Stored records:
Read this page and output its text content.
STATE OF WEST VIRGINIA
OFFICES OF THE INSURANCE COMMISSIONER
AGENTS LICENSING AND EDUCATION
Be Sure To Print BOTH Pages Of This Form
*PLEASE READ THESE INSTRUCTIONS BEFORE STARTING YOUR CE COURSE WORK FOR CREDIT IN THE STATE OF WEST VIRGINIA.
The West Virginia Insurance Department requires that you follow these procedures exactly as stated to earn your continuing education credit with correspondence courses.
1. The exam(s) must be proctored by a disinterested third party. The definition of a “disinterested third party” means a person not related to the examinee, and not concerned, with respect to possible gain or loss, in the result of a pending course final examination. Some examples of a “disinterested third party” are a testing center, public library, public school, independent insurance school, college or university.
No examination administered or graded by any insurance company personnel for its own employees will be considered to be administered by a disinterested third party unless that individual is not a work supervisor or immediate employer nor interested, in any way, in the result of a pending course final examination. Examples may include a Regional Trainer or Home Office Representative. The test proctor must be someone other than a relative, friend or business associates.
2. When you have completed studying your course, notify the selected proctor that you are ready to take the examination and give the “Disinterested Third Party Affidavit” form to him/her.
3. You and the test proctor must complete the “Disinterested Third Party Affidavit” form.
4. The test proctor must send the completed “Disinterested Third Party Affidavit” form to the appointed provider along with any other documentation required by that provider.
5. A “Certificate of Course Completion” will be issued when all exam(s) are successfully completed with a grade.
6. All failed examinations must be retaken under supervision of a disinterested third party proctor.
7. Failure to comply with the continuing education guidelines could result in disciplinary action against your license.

◆ WHAT THE TASK REQUIRES
Copy all of the data. Keep every word exactly as it is.

◆ ANSWER IN FULL
Read this page and output its text content.
STATE OF WEST VIRGINIA
OFFICES OF THE INSURANCE COMMISSIONER
AGENTS LICENSING AND EDUCATION
Be Sure To Print BOTH Pages Of This Form
*PLEASE READ THESE INSTRUCTIONS BEFORE STARTING YOUR CE COURSE WORK FOR CREDIT IN THE STATE OF WEST VIRGINIA.
The West Virginia Insurance Department requires that you follow these procedures exactly as stated to earn your continuing education credit with correspondence courses.
1. The exam(s) must be proctored by a disinterested third party. The definition of a “disinterested third party” means a person not related to the examinee, and not concerned, with respect to possible gain or loss, in the result of a pending course final examination. Some examples of a “disinterested third party” are a testing center, public library, public school, independent insurance school, college or university.
No examination administered or graded by any insurance company personnel for its own employees will be considered to be administered by a disinterested third party unless that individual is not a work supervisor or immediate employer nor interested, in any way, in the result of a pending course final examination. Examples may include a Regional Trainer or Home Office Representative. The test proctor must be someone other than a relative, friend or business associates.
2. When you have completed studying your course, notify the selected proctor that you are ready to take the examination and give the “Disinterested Third Party Affidavit” form to him/her.
3. You and the test proctor must complete the “Disinterested Third Party Affidavit” form.
4. The test proctor must send the completed “Disinterested Third Party Affidavit” form to the appointed provider along with any other documentation required by that provider.
5. A “Certificate of Course Completion” will be issued when all exam(s) are successfully completed with a grade.
6. All failed examinations must be retaken under supervision of a disinterested third party proctor.
7. Failure to comply with the continuing education guidelines could result in disciplinary action against your license.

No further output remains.